------ DATA RECORDS

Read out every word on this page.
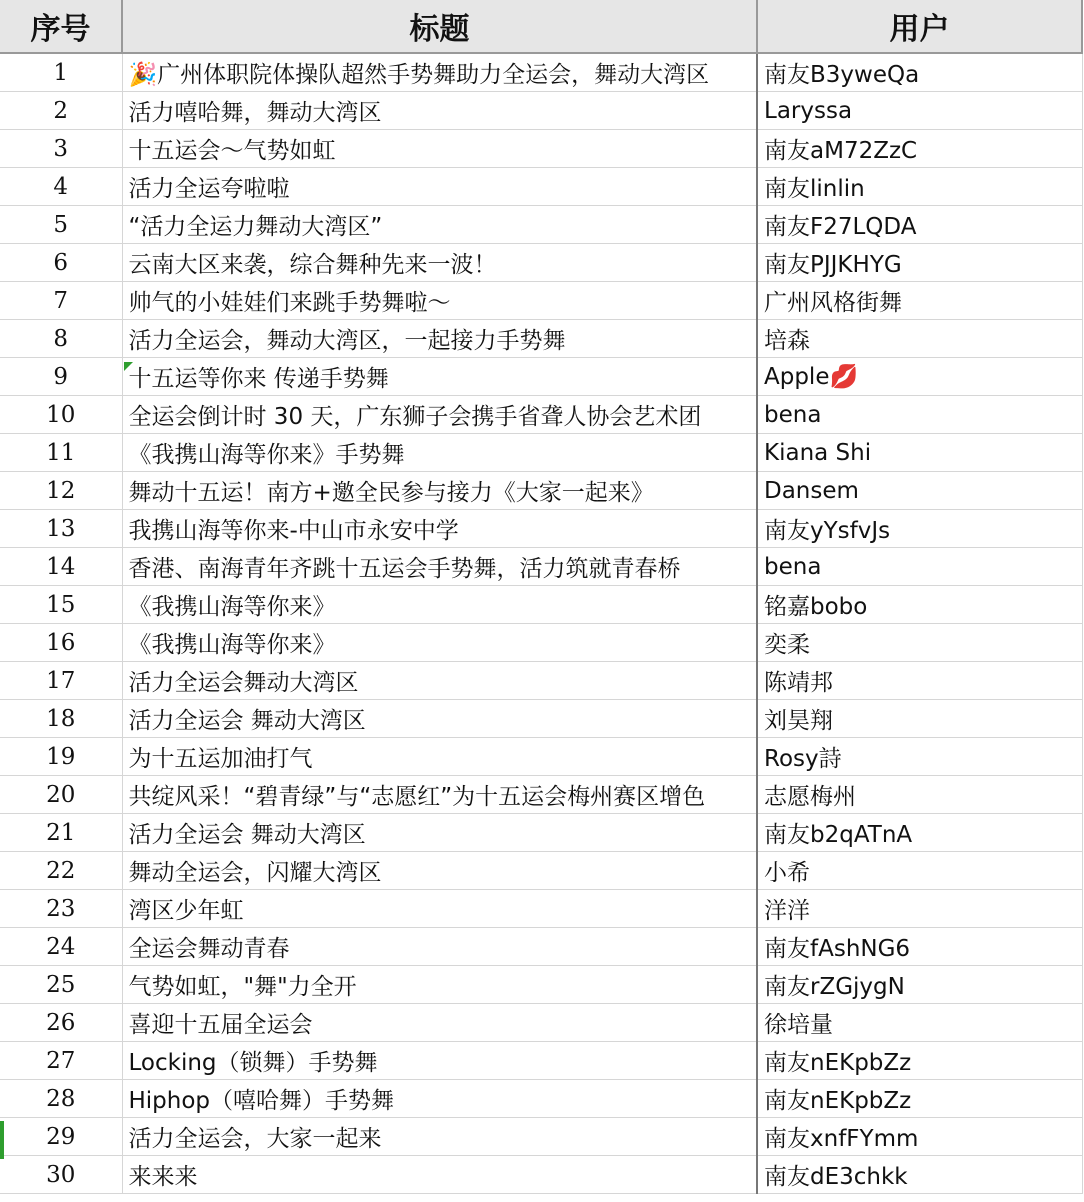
序号	标题	用户
1	🎉广州体职院体操队超然手势舞助力全运会，舞动大湾区	南友B3yweQa
2	活力嘻哈舞，舞动大湾区	Laryssa
3	十五运会～气势如虹	南友aM72ZzC
4	活力全运夸啦啦	南友linlin
5	“活力全运力舞动大湾区”	南友F27LQDA
6	云南大区来袭，综合舞种先来一波！	南友PJJKHYG
7	帅气的小娃娃们来跳手势舞啦～	广州风格街舞
8	活力全运会，舞动大湾区，一起接力手势舞	培森
9	十五运等你来 传递手势舞	Apple💋
10	全运会倒计时 30 天，广东狮子会携手省聋人协会艺术团	bena
11	《我携山海等你来》手势舞	Kiana Shi
12	舞动十五运！南方+邀全民参与接力《大家一起来》	Dansem
13	我携山海等你来-中山市永安中学	南友yYsfvJs
14	香港、南海青年齐跳十五运会手势舞，活力筑就青春桥	bena
15	《我携山海等你来》	铭嘉bobo
16	《我携山海等你来》	奕柔
17	活力全运会舞动大湾区	陈靖邦
18	活力全运会 舞动大湾区	刘昊翔
19	为十五运加油打气	Rosy詩
20	共绽风采！“碧青绿”与“志愿红”为十五运会梅州赛区增色	志愿梅州
21	活力全运会 舞动大湾区	南友b2qATnA
22	舞动全运会，闪耀大湾区	小希
23	湾区少年虹	洋洋
24	全运会舞动青春	南友fAshNG6
25	气势如虹，"舞"力全开	南友rZGjygN
26	喜迎十五届全运会	徐培量
27	Locking（锁舞）手势舞	南友nEKpbZz
28	Hiphop（嘻哈舞）手势舞	南友nEKpbZz
29	活力全运会，大家一起来	南友xnfFYmm
30	来来来	南友dE3chkk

------------

§ **PROBLEM TO SOLVE**:
Tell how many lines above contain the word "南友nEKpbZz". Give the number alone.

§ **COMPLETED TASK**:
2